Transcribe all of the material exactly. Any picture in it should be left out.

--- BEGIN Entries ---

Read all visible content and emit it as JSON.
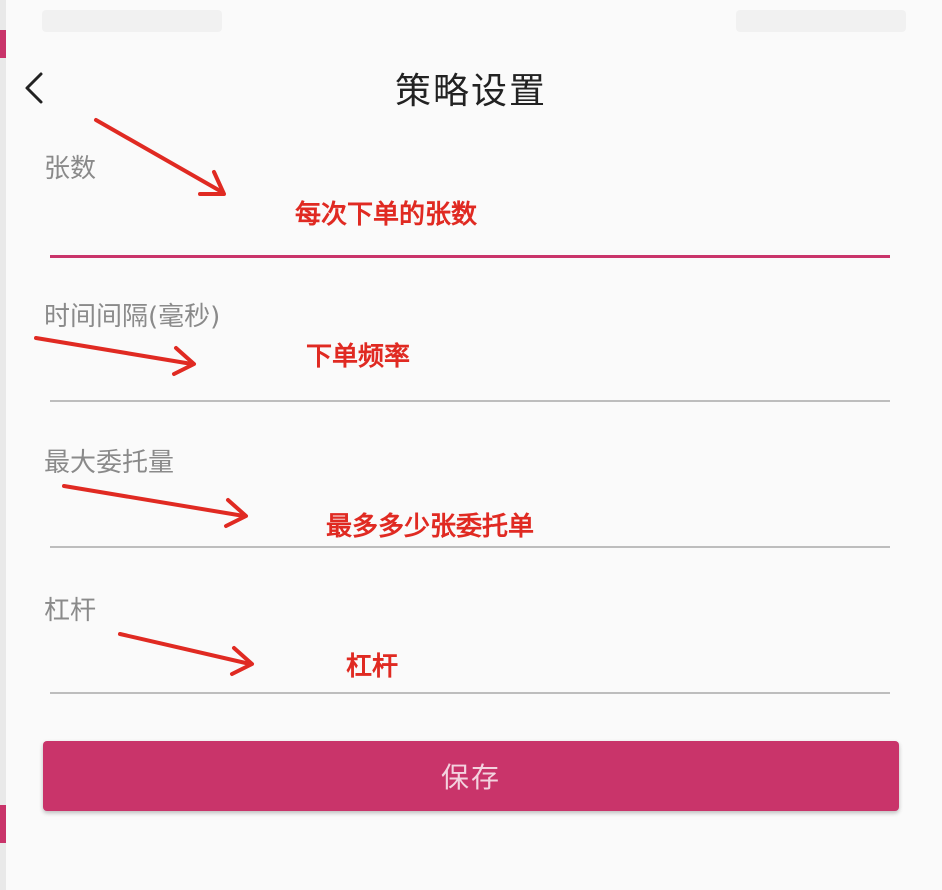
{
  "header": {
    "title": "策略设置",
    "back_icon": "chevron-left-icon"
  },
  "form": {
    "fields": [
      {
        "label": "张数",
        "value": "",
        "annotation": "每次下单的张数",
        "focused": true
      },
      {
        "label": "时间间隔(毫秒)",
        "value": "",
        "annotation": "下单频率",
        "focused": false
      },
      {
        "label": "最大委托量",
        "value": "",
        "annotation": "最多多少张委托单",
        "focused": false
      },
      {
        "label": "杠杆",
        "value": "",
        "annotation": "杠杆",
        "focused": false
      }
    ],
    "save_label": "保存"
  },
  "colors": {
    "accent": "#c9346a",
    "annotation": "#e02a22",
    "label": "#8a8a8a",
    "background": "#fafafa"
  }
}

--- END Entries ---

* _Task output_
Read all visible content and emit it as JSON.
{
  "header": {
    "title": "策略设置",
    "back_icon": "chevron-left-icon"
  },
  "form": {
    "fields": [
      {
        "label": "张数",
        "value": "",
        "annotation": "每次下单的张数",
        "focused": true
      },
      {
        "label": "时间间隔(毫秒)",
        "value": "",
        "annotation": "下单频率",
        "focused": false
      },
      {
        "label": "最大委托量",
        "value": "",
        "annotation": "最多多少张委托单",
        "focused": false
      },
      {
        "label": "杠杆",
        "value": "",
        "annotation": "杠杆",
        "focused": false
      }
    ],
    "save_label": "保存"
  },
  "colors": {
    "accent": "#c9346a",
    "annotation": "#e02a22",
    "label": "#8a8a8a",
    "background": "#fafafa"
  }
}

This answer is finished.